• **DESCRIPTION OF THE TASK**
Count the lines that include the string "Output", and give only that number.

• **RAW RECORDS**
○ ○ ○

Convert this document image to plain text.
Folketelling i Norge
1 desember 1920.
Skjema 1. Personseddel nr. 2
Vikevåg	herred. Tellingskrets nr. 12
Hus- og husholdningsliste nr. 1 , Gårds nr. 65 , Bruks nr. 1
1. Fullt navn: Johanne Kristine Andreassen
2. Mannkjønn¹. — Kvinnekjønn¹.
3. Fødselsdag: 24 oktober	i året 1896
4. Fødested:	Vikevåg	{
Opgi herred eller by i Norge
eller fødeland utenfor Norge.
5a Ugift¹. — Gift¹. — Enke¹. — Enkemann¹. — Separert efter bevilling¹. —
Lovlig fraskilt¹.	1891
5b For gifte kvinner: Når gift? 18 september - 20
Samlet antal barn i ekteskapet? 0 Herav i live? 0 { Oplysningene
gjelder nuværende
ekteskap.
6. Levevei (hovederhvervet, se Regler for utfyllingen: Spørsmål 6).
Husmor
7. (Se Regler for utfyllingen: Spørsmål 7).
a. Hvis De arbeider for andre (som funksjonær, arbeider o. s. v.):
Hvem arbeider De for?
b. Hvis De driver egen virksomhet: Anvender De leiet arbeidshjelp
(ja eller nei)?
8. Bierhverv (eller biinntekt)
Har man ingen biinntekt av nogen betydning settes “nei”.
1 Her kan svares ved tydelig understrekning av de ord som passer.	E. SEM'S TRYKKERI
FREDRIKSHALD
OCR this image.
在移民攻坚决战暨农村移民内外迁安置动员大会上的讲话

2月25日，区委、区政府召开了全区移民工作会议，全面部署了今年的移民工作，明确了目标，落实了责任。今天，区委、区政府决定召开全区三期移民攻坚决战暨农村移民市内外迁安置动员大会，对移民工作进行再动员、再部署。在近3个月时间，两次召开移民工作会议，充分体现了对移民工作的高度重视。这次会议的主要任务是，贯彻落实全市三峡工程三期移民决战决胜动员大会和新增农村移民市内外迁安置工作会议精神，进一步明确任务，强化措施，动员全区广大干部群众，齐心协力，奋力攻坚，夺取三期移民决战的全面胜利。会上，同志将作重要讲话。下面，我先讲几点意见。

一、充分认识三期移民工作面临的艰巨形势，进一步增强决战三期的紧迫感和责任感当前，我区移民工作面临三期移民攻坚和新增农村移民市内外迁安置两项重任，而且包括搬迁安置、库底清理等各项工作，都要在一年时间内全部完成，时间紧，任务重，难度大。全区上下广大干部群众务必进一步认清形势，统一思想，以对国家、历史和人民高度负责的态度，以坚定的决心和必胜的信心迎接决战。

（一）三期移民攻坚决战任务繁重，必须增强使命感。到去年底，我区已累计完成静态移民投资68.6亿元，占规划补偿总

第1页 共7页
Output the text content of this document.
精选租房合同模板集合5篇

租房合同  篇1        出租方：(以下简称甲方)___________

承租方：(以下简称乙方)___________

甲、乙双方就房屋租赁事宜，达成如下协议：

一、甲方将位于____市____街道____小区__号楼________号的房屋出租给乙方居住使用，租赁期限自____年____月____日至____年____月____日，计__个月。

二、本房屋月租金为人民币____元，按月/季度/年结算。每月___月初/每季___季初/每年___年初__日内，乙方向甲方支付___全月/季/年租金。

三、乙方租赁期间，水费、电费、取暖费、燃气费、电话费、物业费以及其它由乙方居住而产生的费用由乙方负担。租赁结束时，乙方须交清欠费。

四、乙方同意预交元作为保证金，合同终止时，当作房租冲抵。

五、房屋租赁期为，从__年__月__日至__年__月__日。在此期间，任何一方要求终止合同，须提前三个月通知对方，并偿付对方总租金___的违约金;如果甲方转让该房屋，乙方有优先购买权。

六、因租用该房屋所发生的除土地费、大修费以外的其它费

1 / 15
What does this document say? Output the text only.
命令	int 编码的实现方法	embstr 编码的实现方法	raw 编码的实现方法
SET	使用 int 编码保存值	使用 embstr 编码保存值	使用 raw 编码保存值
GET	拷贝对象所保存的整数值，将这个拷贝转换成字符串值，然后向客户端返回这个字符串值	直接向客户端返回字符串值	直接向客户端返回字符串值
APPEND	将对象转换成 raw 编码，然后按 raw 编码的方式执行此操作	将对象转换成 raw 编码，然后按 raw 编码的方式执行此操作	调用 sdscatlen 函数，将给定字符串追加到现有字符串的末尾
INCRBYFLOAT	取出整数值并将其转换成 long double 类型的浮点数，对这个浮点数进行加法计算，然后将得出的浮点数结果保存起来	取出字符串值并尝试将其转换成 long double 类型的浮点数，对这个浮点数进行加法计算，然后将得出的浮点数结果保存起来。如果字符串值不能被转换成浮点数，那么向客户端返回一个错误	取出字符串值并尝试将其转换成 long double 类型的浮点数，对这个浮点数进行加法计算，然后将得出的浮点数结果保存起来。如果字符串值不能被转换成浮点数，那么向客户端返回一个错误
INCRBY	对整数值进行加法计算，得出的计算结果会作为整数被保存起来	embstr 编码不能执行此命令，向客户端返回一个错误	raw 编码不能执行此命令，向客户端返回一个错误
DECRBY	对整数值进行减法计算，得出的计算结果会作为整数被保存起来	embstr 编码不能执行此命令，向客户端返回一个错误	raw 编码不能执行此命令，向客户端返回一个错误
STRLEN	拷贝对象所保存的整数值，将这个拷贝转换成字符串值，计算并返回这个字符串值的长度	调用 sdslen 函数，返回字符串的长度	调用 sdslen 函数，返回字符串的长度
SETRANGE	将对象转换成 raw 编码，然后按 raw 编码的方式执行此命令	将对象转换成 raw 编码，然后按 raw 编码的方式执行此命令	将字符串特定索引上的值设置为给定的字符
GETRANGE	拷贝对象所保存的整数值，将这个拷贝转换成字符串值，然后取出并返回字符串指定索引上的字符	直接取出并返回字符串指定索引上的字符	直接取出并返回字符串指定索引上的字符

○ ○ ○

• **SOLUTION FOR THIS TASK**
2